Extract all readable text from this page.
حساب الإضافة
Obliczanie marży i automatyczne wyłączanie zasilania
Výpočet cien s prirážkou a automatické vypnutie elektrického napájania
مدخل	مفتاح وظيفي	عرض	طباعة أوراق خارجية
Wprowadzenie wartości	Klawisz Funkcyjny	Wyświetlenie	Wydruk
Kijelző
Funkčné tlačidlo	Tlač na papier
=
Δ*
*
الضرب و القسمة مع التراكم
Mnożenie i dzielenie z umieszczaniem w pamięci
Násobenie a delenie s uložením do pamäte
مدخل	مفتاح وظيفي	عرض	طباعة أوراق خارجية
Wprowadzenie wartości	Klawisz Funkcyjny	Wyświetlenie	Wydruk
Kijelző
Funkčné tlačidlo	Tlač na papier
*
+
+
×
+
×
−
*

---

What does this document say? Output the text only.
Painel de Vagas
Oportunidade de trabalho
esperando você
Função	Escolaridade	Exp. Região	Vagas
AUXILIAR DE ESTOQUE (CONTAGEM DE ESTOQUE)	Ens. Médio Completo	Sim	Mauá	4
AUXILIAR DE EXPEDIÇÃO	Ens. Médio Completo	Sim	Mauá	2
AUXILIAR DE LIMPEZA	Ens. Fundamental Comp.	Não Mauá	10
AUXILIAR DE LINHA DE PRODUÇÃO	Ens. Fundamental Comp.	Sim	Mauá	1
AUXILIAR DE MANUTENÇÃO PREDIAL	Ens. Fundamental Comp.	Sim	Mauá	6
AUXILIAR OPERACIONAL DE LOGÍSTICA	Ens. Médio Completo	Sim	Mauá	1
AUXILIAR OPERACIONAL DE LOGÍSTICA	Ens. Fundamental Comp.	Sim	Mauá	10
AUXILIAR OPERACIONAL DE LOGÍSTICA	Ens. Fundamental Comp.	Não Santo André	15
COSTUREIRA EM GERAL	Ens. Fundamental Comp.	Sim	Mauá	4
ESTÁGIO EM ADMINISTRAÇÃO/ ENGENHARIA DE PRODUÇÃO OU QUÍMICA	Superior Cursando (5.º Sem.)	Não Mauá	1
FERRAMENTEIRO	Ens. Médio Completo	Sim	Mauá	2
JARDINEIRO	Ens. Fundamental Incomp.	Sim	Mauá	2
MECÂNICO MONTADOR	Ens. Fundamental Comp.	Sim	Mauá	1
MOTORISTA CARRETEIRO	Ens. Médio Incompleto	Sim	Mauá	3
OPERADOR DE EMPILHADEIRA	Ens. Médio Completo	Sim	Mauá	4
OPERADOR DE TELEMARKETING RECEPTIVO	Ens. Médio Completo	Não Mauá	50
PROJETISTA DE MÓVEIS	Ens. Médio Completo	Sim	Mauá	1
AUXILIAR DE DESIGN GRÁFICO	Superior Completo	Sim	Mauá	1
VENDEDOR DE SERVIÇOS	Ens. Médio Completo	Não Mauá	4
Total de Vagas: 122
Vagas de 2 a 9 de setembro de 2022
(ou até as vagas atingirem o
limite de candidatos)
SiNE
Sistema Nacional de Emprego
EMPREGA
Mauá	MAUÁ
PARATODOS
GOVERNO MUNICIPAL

- TASK PROMPT
Search the data for "text". Copy every matching line.

- FINISHED EXERCISE
Extract all readable text from this page.
What does this document say? Output the text only.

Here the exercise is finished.